#### Passage shown
This is not intended as a complete manual. It's more like an incomplete FAQ and reference document.
To learn the basics of the LFS modeller, please watch the mods tutorial videos.
You can load background images to help with modelling.
You can set colours to be adjustable, when a user enters the garage screen and clicks "New colours".
This is done by giving some of the mappings a special name. Each mapping has a colour, but sometimes you want several mappings to have the same colour. For example the top and side mappings of a car. You can define a "Main" colour and "Copied" colours. So for example you could set top mapping to be a Main colour, then assign the side, front and rear mappings to be Copied colours of the top. Main colours are identified by the letter M followed by a number, while copied colours are identified by the letter C followed by the same number.
Taking the example above, you could name your mappings (colours) like this:
M1_top C1_side C1_front C1_rear
As soon as you set the names this way, you will notice the C1 colours aren't adjustable in the modeller. You can adjust the M1 colour and all the C1 colours will take the same value. Also this colour is now adjustable by the user, in the settings block. You can see that in the vehicle editor in the Colours section.
You can allow more than one customisable colour group, as seen on some of the LFS cars. This is done by creating M2 / C2 colours, up to a maximum of 4 customisable colours.
Note 1: You can use copied colours without them being adjustable by users. Use higher values than 4. E.g. M5_original and C5_copy.
Note 2: Customisable colours are also available for subobjects. To use this feature, select the subobject and switch on "use custom colours"

#### Provided information
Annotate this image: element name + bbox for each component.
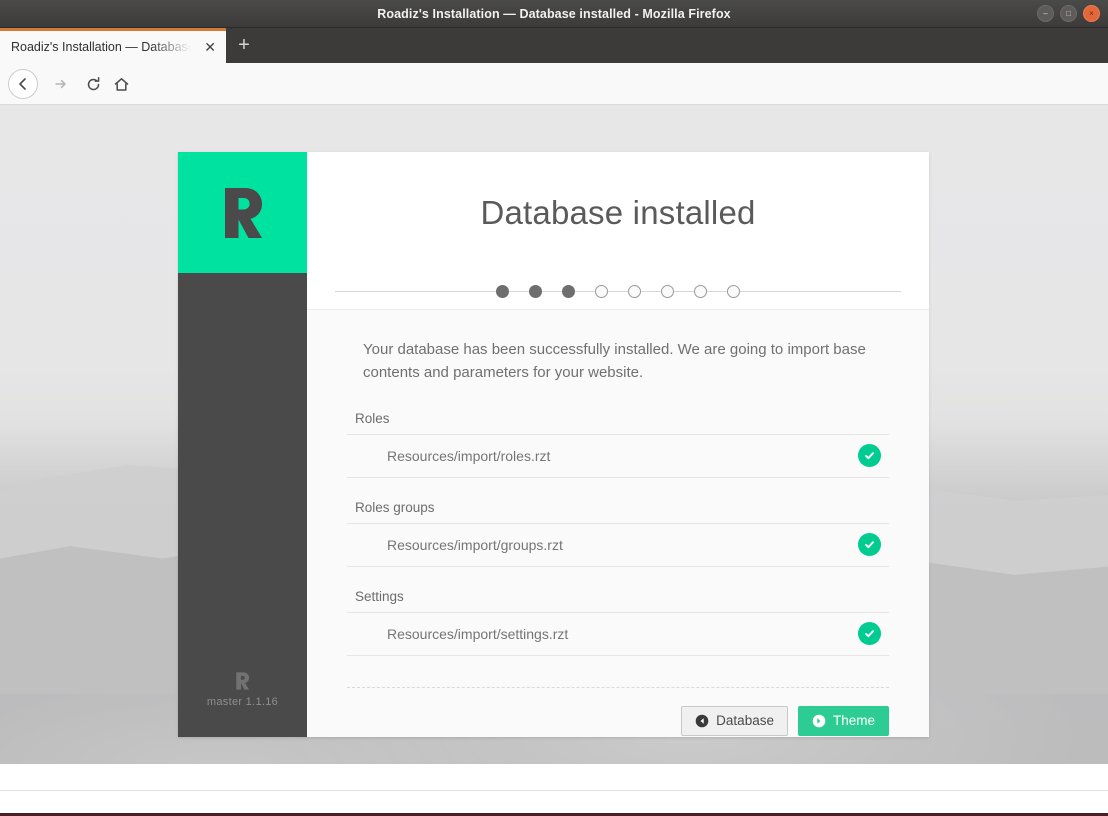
reload-button[interactable] <box>78 69 108 99</box>
continue-to-theme-button[interactable]: Theme <box>797 705 889 736</box>
step-dot-1[interactable] <box>496 284 509 298</box>
page-title: Database installed <box>480 193 756 231</box>
fixture-group: Settings Resources/import/settings.rzt <box>347 589 889 656</box>
fixture-path: Resources/import/settings.rzt <box>387 625 569 642</box>
card-header: Database installed <box>307 152 929 273</box>
step-dot-5[interactable] <box>628 284 641 298</box>
step-dot-3[interactable] <box>562 284 575 298</box>
close-icon: × <box>1089 8 1094 18</box>
fixture-group-label: Roles <box>347 411 889 435</box>
browser-bottom-strip <box>0 790 1108 814</box>
fixture-group: Roles groups Resources/import/groups.rzt <box>347 500 889 567</box>
page-bottom-area <box>0 764 1108 790</box>
window-controls: – □ × <box>1037 5 1100 22</box>
window-title: Roadiz's Installation — Database install… <box>377 7 731 21</box>
footer-actions: Database Theme <box>347 686 889 736</box>
installer-sidebar: master 1.1.16 <box>178 152 307 737</box>
check-icon <box>858 444 881 468</box>
tab-close-icon[interactable]: ✕ <box>204 31 216 63</box>
back-arrow-icon <box>19 78 26 90</box>
fixture-group-label: Roles groups <box>347 500 889 524</box>
step-dot-8[interactable] <box>727 284 740 298</box>
continue-to-theme-label: Theme <box>832 713 875 729</box>
step-dot-7[interactable] <box>694 284 707 298</box>
browser-tab[interactable]: Roadiz's Installation — Database install… <box>0 28 226 63</box>
fixture-path: Resources/import/groups.rzt <box>387 536 563 553</box>
sidebar-footer: master 1.1.16 <box>178 671 307 708</box>
step-connector-line <box>335 291 901 292</box>
fixture-row: Resources/import/groups.rzt <box>347 524 889 567</box>
tab-strip: Roadiz's Installation — Database install… <box>0 28 1108 63</box>
maximize-icon: □ <box>1066 8 1071 18</box>
version-label: master 1.1.16 <box>206 696 279 708</box>
home-icon <box>114 77 128 91</box>
arrow-right-circle-icon <box>812 714 826 727</box>
minimize-icon: – <box>1043 8 1048 18</box>
close-button[interactable]: × <box>1083 5 1100 22</box>
step-dot-4[interactable] <box>595 284 608 298</box>
forward-arrow-icon <box>55 79 66 89</box>
check-icon <box>858 533 881 557</box>
minimize-button[interactable]: – <box>1037 5 1054 22</box>
back-to-database-label: Database <box>716 713 774 729</box>
new-tab-button[interactable]: + <box>230 32 258 60</box>
step-dot-6[interactable] <box>661 284 674 298</box>
installer-card: master 1.1.16 Database installed Your da… <box>178 152 929 737</box>
check-icon <box>858 622 881 646</box>
brand-logo-block <box>178 152 307 273</box>
roadiz-logo-icon <box>224 187 262 238</box>
card-footer: Database Theme <box>307 678 929 736</box>
fixture-row: Resources/import/roles.rzt <box>347 435 889 478</box>
step-dot-2[interactable] <box>529 284 542 298</box>
back-button[interactable] <box>8 69 38 99</box>
fixture-path: Resources/import/roles.rzt <box>387 447 551 464</box>
card-body: Your database has been successfully inst… <box>307 310 929 656</box>
home-button[interactable] <box>106 69 136 99</box>
intro-text: Your database has been successfully inst… <box>363 341 866 381</box>
roadiz-mark-icon <box>236 672 250 690</box>
installer-content: Database installed Your database has bee… <box>307 152 929 737</box>
navigation-toolbar: example.com/install.php/install/database… <box>0 63 1108 160</box>
maximize-button[interactable]: □ <box>1060 5 1077 22</box>
arrow-left-circle-icon <box>695 714 709 727</box>
tab-title: Roadiz's Installation — Database install… <box>11 40 191 54</box>
window-titlebar: Roadiz's Installation — Database install… <box>0 0 1108 28</box>
fixture-group: Roles Resources/import/roles.rzt <box>347 411 889 478</box>
page-viewport: master 1.1.16 Database installed Your da… <box>0 105 1108 790</box>
step-indicator <box>307 273 929 310</box>
back-to-database-button[interactable]: Database <box>681 705 788 736</box>
fixture-group-label: Settings <box>347 589 889 613</box>
fixture-row: Resources/import/settings.rzt <box>347 613 889 656</box>
forward-button[interactable] <box>46 69 76 99</box>
reload-icon <box>87 76 99 90</box>
firefox-window: Roadiz's Installation — Database install… <box>0 0 1108 816</box>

#### Task requirements
1 – List every example mapping name that the LFS modeller notes give.
2 – Please copy the LFS modeller notes verbatim from "Taking the example" to "the Colours section.".

#### Answers in order
1 – M1_top, C1_side, C1_front, C1_rear, M5_original, C5_copy

2 –
Taking the example above, you could name your mappings (colours) like this:
M1_top C1_side C1_front C1_rear
As soon as you set the names this way, you will notice the C1 colours aren't adjustable in the modeller. You can adjust the M1 colour and all the C1 colours will take the same value. Also this colour is now adjustable by the user, in the settings block. You can see that in the vehicle editor in the Colours section.